→ Records supplied:
Start
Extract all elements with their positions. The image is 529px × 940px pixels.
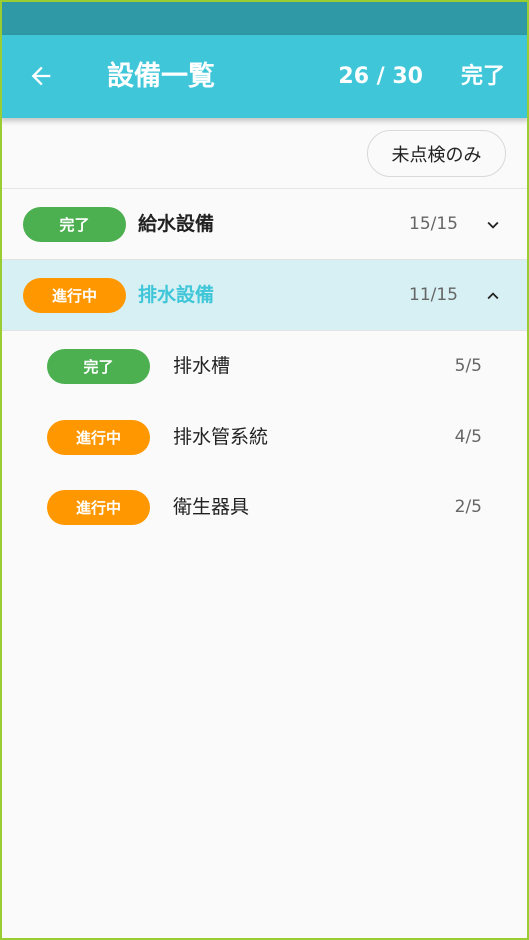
category-count: 11/15 bbox=[409, 285, 458, 305]
back-button[interactable] bbox=[22, 57, 60, 95]
category-name: 排水設備 bbox=[138, 284, 215, 306]
item-name: 排水槽 bbox=[173, 355, 231, 377]
status-badge: 完了 bbox=[47, 349, 150, 384]
chevron-up-icon[interactable] bbox=[481, 284, 505, 308]
status-badge: 進行中 bbox=[47, 490, 150, 525]
status-badge: 完了 bbox=[23, 207, 126, 242]
list-item[interactable]: 完了 排水槽 5/5 bbox=[0, 331, 529, 402]
category-row-water-supply[interactable]: 完了 給水設備 15/15 bbox=[0, 189, 529, 260]
item-count: 4/5 bbox=[454, 427, 482, 447]
category-row-drainage[interactable]: 進行中 排水設備 11/15 bbox=[0, 260, 529, 331]
status-badge: 進行中 bbox=[23, 278, 126, 313]
category-count: 15/15 bbox=[409, 214, 458, 234]
filter-row: 未点検のみ bbox=[0, 118, 529, 189]
item-name: 排水管系統 bbox=[173, 426, 269, 448]
app-bar: 設備一覧 26 / 30 完了 bbox=[0, 35, 529, 118]
chevron-down-icon[interactable] bbox=[481, 213, 505, 237]
list-item[interactable]: 進行中 衛生器具 2/5 bbox=[0, 472, 529, 543]
category-name: 給水設備 bbox=[138, 213, 215, 235]
uninspected-only-filter-button[interactable]: 未点検のみ bbox=[367, 130, 506, 177]
status-bar bbox=[0, 0, 529, 35]
done-button[interactable]: 完了 bbox=[461, 57, 505, 97]
arrow-left-icon bbox=[31, 66, 51, 86]
progress-counter: 26 / 30 bbox=[338, 64, 423, 89]
item-count: 5/5 bbox=[454, 356, 482, 376]
page-title: 設備一覧 bbox=[107, 61, 215, 92]
list-item[interactable]: 進行中 排水管系統 4/5 bbox=[0, 402, 529, 473]
item-count: 2/5 bbox=[454, 497, 482, 517]
status-badge: 進行中 bbox=[47, 420, 150, 455]
item-name: 衛生器具 bbox=[173, 496, 250, 518]
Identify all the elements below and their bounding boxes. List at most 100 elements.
End
→ Set task: Reproduce the listing above line for line, omitting the picture.

→ Answer to the problem:
Extract all elements with their positions. The image is 529px × 940px pixels.
category-count: 11/15 bbox=[409, 285, 458, 305]
back-button[interactable] bbox=[22, 57, 60, 95]
category-name: 排水設備 bbox=[138, 284, 215, 306]
item-name: 排水槽 bbox=[173, 355, 231, 377]
status-badge: 完了 bbox=[47, 349, 150, 384]
chevron-up-icon[interactable] bbox=[481, 284, 505, 308]
status-badge: 進行中 bbox=[47, 490, 150, 525]
status-badge: 完了 bbox=[23, 207, 126, 242]
list-item[interactable]: 完了 排水槽 5/5 bbox=[0, 331, 529, 402]
category-row-water-supply[interactable]: 完了 給水設備 15/15 bbox=[0, 189, 529, 260]
item-count: 4/5 bbox=[454, 427, 482, 447]
category-row-drainage[interactable]: 進行中 排水設備 11/15 bbox=[0, 260, 529, 331]
status-badge: 進行中 bbox=[23, 278, 126, 313]
category-count: 15/15 bbox=[409, 214, 458, 234]
filter-row: 未点検のみ bbox=[0, 118, 529, 189]
item-name: 排水管系統 bbox=[173, 426, 269, 448]
app-bar: 設備一覧 26 / 30 完了 bbox=[0, 35, 529, 118]
chevron-down-icon[interactable] bbox=[481, 213, 505, 237]
list-item[interactable]: 進行中 衛生器具 2/5 bbox=[0, 472, 529, 543]
category-name: 給水設備 bbox=[138, 213, 215, 235]
uninspected-only-filter-button[interactable]: 未点検のみ bbox=[367, 130, 506, 177]
status-bar bbox=[0, 0, 529, 35]
done-button[interactable]: 完了 bbox=[461, 57, 505, 97]
arrow-left-icon bbox=[31, 66, 51, 86]
progress-counter: 26 / 30 bbox=[338, 64, 423, 89]
item-count: 5/5 bbox=[454, 356, 482, 376]
page-title: 設備一覧 bbox=[107, 61, 215, 92]
list-item[interactable]: 進行中 排水管系統 4/5 bbox=[0, 402, 529, 473]
item-count: 2/5 bbox=[454, 497, 482, 517]
status-badge: 進行中 bbox=[47, 420, 150, 455]
item-name: 衛生器具 bbox=[173, 496, 250, 518]
Identify all the elements below and their bounding boxes. List at most 100 elements.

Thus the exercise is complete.